— begin Extracted material —

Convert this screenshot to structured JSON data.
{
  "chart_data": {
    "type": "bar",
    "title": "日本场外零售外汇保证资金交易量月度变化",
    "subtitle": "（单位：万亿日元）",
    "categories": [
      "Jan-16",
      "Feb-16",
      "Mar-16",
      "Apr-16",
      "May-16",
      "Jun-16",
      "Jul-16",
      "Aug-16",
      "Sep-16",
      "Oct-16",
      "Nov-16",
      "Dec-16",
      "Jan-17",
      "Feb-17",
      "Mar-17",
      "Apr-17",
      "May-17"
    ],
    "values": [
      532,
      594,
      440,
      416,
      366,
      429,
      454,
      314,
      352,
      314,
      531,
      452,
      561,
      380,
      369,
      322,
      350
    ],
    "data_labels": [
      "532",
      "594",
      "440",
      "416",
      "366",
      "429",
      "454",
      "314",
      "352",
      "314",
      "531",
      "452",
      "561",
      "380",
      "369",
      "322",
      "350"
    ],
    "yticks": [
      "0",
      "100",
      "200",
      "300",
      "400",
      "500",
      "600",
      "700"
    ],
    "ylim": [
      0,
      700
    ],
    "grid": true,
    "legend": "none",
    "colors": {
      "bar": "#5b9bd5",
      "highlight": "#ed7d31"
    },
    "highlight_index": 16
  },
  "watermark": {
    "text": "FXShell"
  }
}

— end Extracted material —

Write out the material exactly as given.

Correct output —
Convert this screenshot to structured JSON data.
{
  "chart_data": {
    "type": "bar",
    "title": "日本场外零售外汇保证资金交易量月度变化",
    "subtitle": "（单位：万亿日元）",
    "categories": [
      "Jan-16",
      "Feb-16",
      "Mar-16",
      "Apr-16",
      "May-16",
      "Jun-16",
      "Jul-16",
      "Aug-16",
      "Sep-16",
      "Oct-16",
      "Nov-16",
      "Dec-16",
      "Jan-17",
      "Feb-17",
      "Mar-17",
      "Apr-17",
      "May-17"
    ],
    "values": [
      532,
      594,
      440,
      416,
      366,
      429,
      454,
      314,
      352,
      314,
      531,
      452,
      561,
      380,
      369,
      322,
      350
    ],
    "data_labels": [
      "532",
      "594",
      "440",
      "416",
      "366",
      "429",
      "454",
      "314",
      "352",
      "314",
      "531",
      "452",
      "561",
      "380",
      "369",
      "322",
      "350"
    ],
    "yticks": [
      "0",
      "100",
      "200",
      "300",
      "400",
      "500",
      "600",
      "700"
    ],
    "ylim": [
      0,
      700
    ],
    "grid": true,
    "legend": "none",
    "colors": {
      "bar": "#5b9bd5",
      "highlight": "#ed7d31"
    },
    "highlight_index": 16
  },
  "watermark": {
    "text": "FXShell"
  }
}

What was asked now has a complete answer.